The task
Below is a block of records; repeat all of them exactly.

* Start Provided material *

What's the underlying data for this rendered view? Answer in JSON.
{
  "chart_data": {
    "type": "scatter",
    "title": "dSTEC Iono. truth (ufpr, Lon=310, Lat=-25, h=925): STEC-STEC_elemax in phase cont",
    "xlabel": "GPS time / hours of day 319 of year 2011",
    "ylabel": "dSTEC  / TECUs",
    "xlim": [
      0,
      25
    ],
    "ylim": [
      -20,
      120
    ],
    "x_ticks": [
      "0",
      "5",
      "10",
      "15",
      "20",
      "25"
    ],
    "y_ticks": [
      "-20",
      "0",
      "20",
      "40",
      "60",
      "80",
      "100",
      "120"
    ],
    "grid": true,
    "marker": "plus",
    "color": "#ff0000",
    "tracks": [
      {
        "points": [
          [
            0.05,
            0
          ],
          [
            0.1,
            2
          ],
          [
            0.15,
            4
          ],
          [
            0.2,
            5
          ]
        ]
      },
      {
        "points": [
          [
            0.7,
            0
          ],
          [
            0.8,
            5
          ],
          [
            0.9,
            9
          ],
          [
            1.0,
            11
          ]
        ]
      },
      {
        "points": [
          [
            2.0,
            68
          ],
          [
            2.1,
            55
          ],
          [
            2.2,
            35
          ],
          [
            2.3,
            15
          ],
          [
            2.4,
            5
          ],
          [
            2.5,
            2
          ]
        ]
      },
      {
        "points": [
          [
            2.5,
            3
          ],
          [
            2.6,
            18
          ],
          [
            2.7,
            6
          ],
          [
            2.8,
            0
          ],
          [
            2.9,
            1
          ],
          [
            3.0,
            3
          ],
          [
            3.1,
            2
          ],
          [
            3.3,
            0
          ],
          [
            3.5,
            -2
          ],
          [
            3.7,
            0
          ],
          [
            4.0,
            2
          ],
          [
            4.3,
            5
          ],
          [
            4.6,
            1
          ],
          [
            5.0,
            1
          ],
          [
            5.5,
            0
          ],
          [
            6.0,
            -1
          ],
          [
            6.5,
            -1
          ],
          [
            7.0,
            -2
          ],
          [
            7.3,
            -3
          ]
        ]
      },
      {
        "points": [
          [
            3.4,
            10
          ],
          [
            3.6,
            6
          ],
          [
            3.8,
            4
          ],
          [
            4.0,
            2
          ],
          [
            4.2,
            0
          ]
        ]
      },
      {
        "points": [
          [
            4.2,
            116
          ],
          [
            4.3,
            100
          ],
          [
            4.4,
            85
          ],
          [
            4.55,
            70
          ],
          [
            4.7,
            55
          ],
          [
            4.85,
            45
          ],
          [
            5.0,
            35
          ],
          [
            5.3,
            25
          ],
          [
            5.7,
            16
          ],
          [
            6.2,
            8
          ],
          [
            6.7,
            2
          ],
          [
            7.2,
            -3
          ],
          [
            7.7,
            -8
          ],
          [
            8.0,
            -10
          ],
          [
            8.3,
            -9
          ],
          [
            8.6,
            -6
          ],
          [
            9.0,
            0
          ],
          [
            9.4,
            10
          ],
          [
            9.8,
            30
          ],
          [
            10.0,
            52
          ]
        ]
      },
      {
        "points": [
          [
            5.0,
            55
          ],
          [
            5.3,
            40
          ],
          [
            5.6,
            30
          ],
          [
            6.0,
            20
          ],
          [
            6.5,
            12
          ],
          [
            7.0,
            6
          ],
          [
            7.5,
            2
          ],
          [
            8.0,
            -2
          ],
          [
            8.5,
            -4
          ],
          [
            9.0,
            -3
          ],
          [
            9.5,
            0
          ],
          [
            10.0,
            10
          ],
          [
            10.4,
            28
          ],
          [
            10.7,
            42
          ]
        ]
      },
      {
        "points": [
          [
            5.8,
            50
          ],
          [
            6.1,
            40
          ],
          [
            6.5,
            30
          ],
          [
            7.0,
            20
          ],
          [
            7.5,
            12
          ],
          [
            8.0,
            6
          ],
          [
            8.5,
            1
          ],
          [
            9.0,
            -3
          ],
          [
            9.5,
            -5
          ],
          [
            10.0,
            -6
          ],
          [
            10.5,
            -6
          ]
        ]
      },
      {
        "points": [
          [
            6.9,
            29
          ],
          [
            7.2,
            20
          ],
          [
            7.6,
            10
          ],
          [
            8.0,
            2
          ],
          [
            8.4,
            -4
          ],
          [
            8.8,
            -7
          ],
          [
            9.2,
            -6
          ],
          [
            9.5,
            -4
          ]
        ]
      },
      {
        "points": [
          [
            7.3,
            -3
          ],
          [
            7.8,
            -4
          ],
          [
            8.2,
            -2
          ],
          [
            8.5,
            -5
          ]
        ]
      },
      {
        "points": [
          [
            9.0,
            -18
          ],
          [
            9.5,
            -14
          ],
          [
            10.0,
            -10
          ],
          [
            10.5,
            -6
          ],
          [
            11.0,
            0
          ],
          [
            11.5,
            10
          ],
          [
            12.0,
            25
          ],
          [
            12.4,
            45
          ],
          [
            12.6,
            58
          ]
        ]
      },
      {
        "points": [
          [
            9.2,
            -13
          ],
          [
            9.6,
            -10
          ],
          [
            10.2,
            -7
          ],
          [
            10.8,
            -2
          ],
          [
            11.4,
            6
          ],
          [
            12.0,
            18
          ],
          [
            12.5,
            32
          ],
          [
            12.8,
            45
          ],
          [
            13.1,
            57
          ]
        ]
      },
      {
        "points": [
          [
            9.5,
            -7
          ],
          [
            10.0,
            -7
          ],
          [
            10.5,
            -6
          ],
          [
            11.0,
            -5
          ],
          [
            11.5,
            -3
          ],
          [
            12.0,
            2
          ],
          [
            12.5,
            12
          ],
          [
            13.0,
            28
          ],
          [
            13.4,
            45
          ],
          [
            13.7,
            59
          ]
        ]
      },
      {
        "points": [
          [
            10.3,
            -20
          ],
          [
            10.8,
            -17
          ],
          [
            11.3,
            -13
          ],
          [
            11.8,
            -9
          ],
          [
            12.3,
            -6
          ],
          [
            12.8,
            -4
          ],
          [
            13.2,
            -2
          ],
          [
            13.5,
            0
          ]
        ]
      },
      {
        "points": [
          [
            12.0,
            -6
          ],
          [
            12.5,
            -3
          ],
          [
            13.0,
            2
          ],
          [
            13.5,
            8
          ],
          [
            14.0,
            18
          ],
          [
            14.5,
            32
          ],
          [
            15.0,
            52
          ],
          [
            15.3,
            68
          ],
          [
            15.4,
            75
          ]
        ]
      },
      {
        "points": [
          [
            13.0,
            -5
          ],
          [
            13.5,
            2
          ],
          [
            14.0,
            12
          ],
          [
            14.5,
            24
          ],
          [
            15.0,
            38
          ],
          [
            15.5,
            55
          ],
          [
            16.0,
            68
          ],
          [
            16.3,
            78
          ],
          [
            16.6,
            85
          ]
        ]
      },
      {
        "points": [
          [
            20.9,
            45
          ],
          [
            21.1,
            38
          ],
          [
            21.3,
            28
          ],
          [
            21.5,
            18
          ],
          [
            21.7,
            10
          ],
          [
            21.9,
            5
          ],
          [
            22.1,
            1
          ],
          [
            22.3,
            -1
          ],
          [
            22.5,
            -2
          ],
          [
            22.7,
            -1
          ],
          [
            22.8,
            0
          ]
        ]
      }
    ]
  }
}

* End Provided material *

Expected answer
What's the underlying data for this rendered view? Answer in JSON.
{
  "chart_data": {
    "type": "scatter",
    "title": "dSTEC Iono. truth (ufpr, Lon=310, Lat=-25, h=925): STEC-STEC_elemax in phase cont",
    "xlabel": "GPS time / hours of day 319 of year 2011",
    "ylabel": "dSTEC  / TECUs",
    "xlim": [
      0,
      25
    ],
    "ylim": [
      -20,
      120
    ],
    "x_ticks": [
      "0",
      "5",
      "10",
      "15",
      "20",
      "25"
    ],
    "y_ticks": [
      "-20",
      "0",
      "20",
      "40",
      "60",
      "80",
      "100",
      "120"
    ],
    "grid": true,
    "marker": "plus",
    "color": "#ff0000",
    "tracks": [
      {
        "points": [
          [
            0.05,
            0
          ],
          [
            0.1,
            2
          ],
          [
            0.15,
            4
          ],
          [
            0.2,
            5
          ]
        ]
      },
      {
        "points": [
          [
            0.7,
            0
          ],
          [
            0.8,
            5
          ],
          [
            0.9,
            9
          ],
          [
            1.0,
            11
          ]
        ]
      },
      {
        "points": [
          [
            2.0,
            68
          ],
          [
            2.1,
            55
          ],
          [
            2.2,
            35
          ],
          [
            2.3,
            15
          ],
          [
            2.4,
            5
          ],
          [
            2.5,
            2
          ]
        ]
      },
      {
        "points": [
          [
            2.5,
            3
          ],
          [
            2.6,
            18
          ],
          [
            2.7,
            6
          ],
          [
            2.8,
            0
          ],
          [
            2.9,
            1
          ],
          [
            3.0,
            3
          ],
          [
            3.1,
            2
          ],
          [
            3.3,
            0
          ],
          [
            3.5,
            -2
          ],
          [
            3.7,
            0
          ],
          [
            4.0,
            2
          ],
          [
            4.3,
            5
          ],
          [
            4.6,
            1
          ],
          [
            5.0,
            1
          ],
          [
            5.5,
            0
          ],
          [
            6.0,
            -1
          ],
          [
            6.5,
            -1
          ],
          [
            7.0,
            -2
          ],
          [
            7.3,
            -3
          ]
        ]
      },
      {
        "points": [
          [
            3.4,
            10
          ],
          [
            3.6,
            6
          ],
          [
            3.8,
            4
          ],
          [
            4.0,
            2
          ],
          [
            4.2,
            0
          ]
        ]
      },
      {
        "points": [
          [
            4.2,
            116
          ],
          [
            4.3,
            100
          ],
          [
            4.4,
            85
          ],
          [
            4.55,
            70
          ],
          [
            4.7,
            55
          ],
          [
            4.85,
            45
          ],
          [
            5.0,
            35
          ],
          [
            5.3,
            25
          ],
          [
            5.7,
            16
          ],
          [
            6.2,
            8
          ],
          [
            6.7,
            2
          ],
          [
            7.2,
            -3
          ],
          [
            7.7,
            -8
          ],
          [
            8.0,
            -10
          ],
          [
            8.3,
            -9
          ],
          [
            8.6,
            -6
          ],
          [
            9.0,
            0
          ],
          [
            9.4,
            10
          ],
          [
            9.8,
            30
          ],
          [
            10.0,
            52
          ]
        ]
      },
      {
        "points": [
          [
            5.0,
            55
          ],
          [
            5.3,
            40
          ],
          [
            5.6,
            30
          ],
          [
            6.0,
            20
          ],
          [
            6.5,
            12
          ],
          [
            7.0,
            6
          ],
          [
            7.5,
            2
          ],
          [
            8.0,
            -2
          ],
          [
            8.5,
            -4
          ],
          [
            9.0,
            -3
          ],
          [
            9.5,
            0
          ],
          [
            10.0,
            10
          ],
          [
            10.4,
            28
          ],
          [
            10.7,
            42
          ]
        ]
      },
      {
        "points": [
          [
            5.8,
            50
          ],
          [
            6.1,
            40
          ],
          [
            6.5,
            30
          ],
          [
            7.0,
            20
          ],
          [
            7.5,
            12
          ],
          [
            8.0,
            6
          ],
          [
            8.5,
            1
          ],
          [
            9.0,
            -3
          ],
          [
            9.5,
            -5
          ],
          [
            10.0,
            -6
          ],
          [
            10.5,
            -6
          ]
        ]
      },
      {
        "points": [
          [
            6.9,
            29
          ],
          [
            7.2,
            20
          ],
          [
            7.6,
            10
          ],
          [
            8.0,
            2
          ],
          [
            8.4,
            -4
          ],
          [
            8.8,
            -7
          ],
          [
            9.2,
            -6
          ],
          [
            9.5,
            -4
          ]
        ]
      },
      {
        "points": [
          [
            7.3,
            -3
          ],
          [
            7.8,
            -4
          ],
          [
            8.2,
            -2
          ],
          [
            8.5,
            -5
          ]
        ]
      },
      {
        "points": [
          [
            9.0,
            -18
          ],
          [
            9.5,
            -14
          ],
          [
            10.0,
            -10
          ],
          [
            10.5,
            -6
          ],
          [
            11.0,
            0
          ],
          [
            11.5,
            10
          ],
          [
            12.0,
            25
          ],
          [
            12.4,
            45
          ],
          [
            12.6,
            58
          ]
        ]
      },
      {
        "points": [
          [
            9.2,
            -13
          ],
          [
            9.6,
            -10
          ],
          [
            10.2,
            -7
          ],
          [
            10.8,
            -2
          ],
          [
            11.4,
            6
          ],
          [
            12.0,
            18
          ],
          [
            12.5,
            32
          ],
          [
            12.8,
            45
          ],
          [
            13.1,
            57
          ]
        ]
      },
      {
        "points": [
          [
            9.5,
            -7
          ],
          [
            10.0,
            -7
          ],
          [
            10.5,
            -6
          ],
          [
            11.0,
            -5
          ],
          [
            11.5,
            -3
          ],
          [
            12.0,
            2
          ],
          [
            12.5,
            12
          ],
          [
            13.0,
            28
          ],
          [
            13.4,
            45
          ],
          [
            13.7,
            59
          ]
        ]
      },
      {
        "points": [
          [
            10.3,
            -20
          ],
          [
            10.8,
            -17
          ],
          [
            11.3,
            -13
          ],
          [
            11.8,
            -9
          ],
          [
            12.3,
            -6
          ],
          [
            12.8,
            -4
          ],
          [
            13.2,
            -2
          ],
          [
            13.5,
            0
          ]
        ]
      },
      {
        "points": [
          [
            12.0,
            -6
          ],
          [
            12.5,
            -3
          ],
          [
            13.0,
            2
          ],
          [
            13.5,
            8
          ],
          [
            14.0,
            18
          ],
          [
            14.5,
            32
          ],
          [
            15.0,
            52
          ],
          [
            15.3,
            68
          ],
          [
            15.4,
            75
          ]
        ]
      },
      {
        "points": [
          [
            13.0,
            -5
          ],
          [
            13.5,
            2
          ],
          [
            14.0,
            12
          ],
          [
            14.5,
            24
          ],
          [
            15.0,
            38
          ],
          [
            15.5,
            55
          ],
          [
            16.0,
            68
          ],
          [
            16.3,
            78
          ],
          [
            16.6,
            85
          ]
        ]
      },
      {
        "points": [
          [
            20.9,
            45
          ],
          [
            21.1,
            38
          ],
          [
            21.3,
            28
          ],
          [
            21.5,
            18
          ],
          [
            21.7,
            10
          ],
          [
            21.9,
            5
          ],
          [
            22.1,
            1
          ],
          [
            22.3,
            -1
          ],
          [
            22.5,
            -2
          ],
          [
            22.7,
            -1
          ],
          [
            22.8,
            0
          ]
        ]
      }
    ]
  }
}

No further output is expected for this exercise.